_Work instructions_:
Look through the material below and give the number of lines holding "كلمة", with no other words.

_Listed records_:
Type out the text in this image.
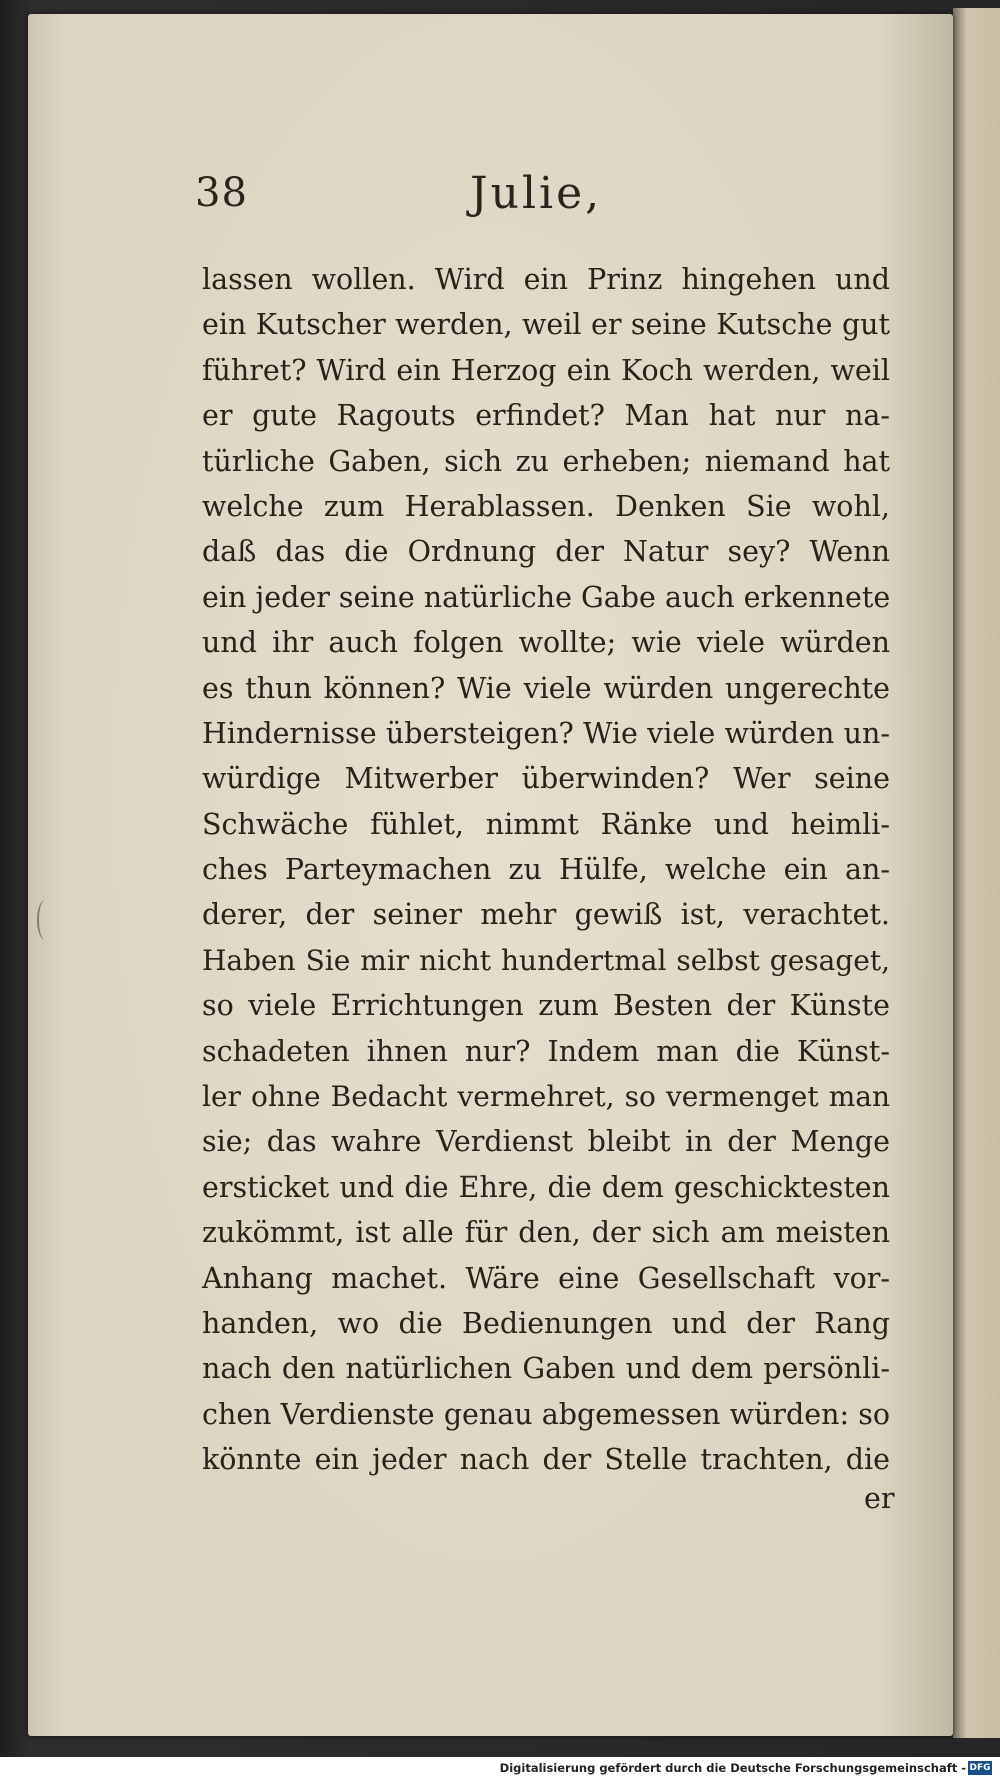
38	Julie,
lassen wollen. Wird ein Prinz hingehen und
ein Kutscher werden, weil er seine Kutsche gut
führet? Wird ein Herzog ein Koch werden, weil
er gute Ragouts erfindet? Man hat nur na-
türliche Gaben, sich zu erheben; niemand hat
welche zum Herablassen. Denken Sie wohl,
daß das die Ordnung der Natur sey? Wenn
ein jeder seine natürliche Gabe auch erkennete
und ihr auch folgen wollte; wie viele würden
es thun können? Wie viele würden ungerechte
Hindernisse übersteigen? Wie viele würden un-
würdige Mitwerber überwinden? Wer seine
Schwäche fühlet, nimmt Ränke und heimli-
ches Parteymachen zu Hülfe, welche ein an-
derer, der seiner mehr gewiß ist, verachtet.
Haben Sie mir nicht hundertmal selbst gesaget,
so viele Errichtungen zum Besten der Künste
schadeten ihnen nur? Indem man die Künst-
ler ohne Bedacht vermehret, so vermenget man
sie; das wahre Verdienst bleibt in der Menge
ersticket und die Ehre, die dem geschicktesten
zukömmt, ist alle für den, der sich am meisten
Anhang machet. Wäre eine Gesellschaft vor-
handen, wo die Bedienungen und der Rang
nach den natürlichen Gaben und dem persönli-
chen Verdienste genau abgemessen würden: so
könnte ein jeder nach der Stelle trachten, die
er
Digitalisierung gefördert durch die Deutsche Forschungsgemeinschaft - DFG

* * *

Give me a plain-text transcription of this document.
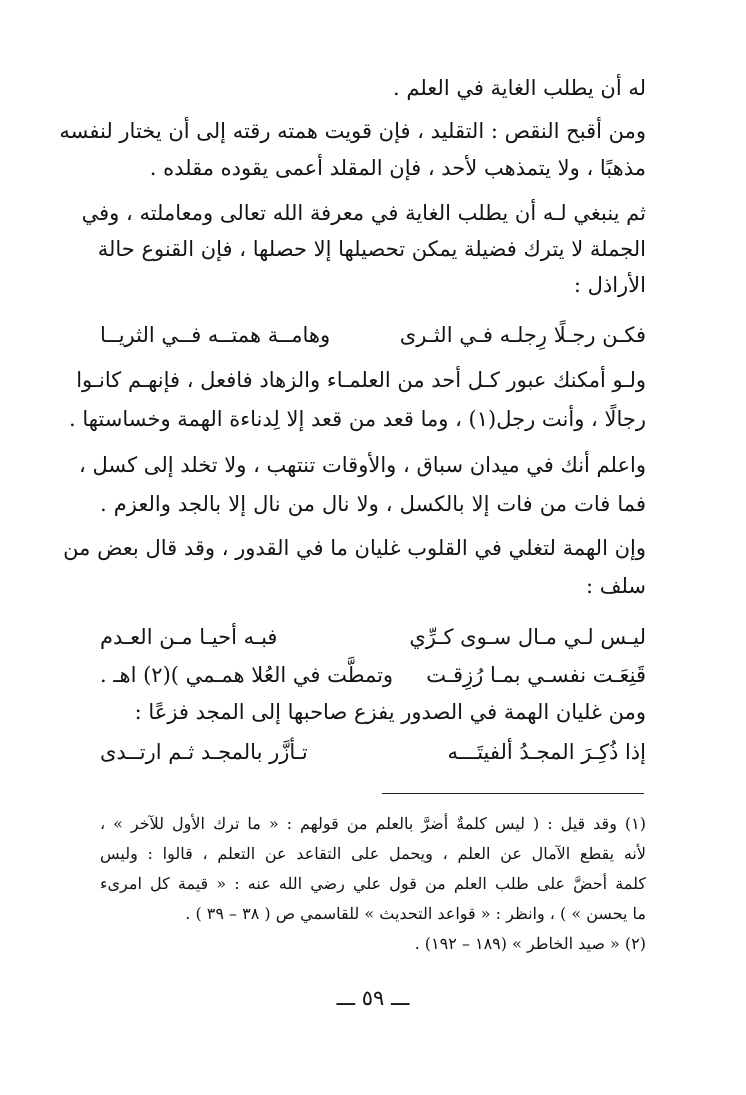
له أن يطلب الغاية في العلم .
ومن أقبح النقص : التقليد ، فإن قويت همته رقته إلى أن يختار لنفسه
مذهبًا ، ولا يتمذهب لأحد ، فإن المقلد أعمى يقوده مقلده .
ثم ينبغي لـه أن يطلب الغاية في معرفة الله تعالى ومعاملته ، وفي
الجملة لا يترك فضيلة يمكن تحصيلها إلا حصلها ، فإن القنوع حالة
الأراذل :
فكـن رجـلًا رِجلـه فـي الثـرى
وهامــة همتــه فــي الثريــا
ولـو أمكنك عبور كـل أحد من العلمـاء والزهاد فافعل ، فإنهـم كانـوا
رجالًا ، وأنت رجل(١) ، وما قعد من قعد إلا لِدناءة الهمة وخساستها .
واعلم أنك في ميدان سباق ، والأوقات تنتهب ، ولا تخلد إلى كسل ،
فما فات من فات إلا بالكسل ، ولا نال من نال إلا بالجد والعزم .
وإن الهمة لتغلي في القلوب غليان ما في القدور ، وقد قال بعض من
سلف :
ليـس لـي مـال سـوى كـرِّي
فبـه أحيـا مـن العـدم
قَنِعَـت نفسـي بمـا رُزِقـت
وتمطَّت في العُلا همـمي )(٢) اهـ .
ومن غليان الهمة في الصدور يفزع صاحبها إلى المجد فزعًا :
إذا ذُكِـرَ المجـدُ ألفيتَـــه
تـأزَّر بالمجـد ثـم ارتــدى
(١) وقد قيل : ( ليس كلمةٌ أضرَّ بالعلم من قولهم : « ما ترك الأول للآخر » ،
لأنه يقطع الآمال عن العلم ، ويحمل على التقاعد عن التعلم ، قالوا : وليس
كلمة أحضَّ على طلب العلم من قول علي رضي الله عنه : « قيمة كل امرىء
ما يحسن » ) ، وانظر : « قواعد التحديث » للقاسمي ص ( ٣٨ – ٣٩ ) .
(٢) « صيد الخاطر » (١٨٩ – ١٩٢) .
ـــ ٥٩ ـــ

_Answer to this problem_:
2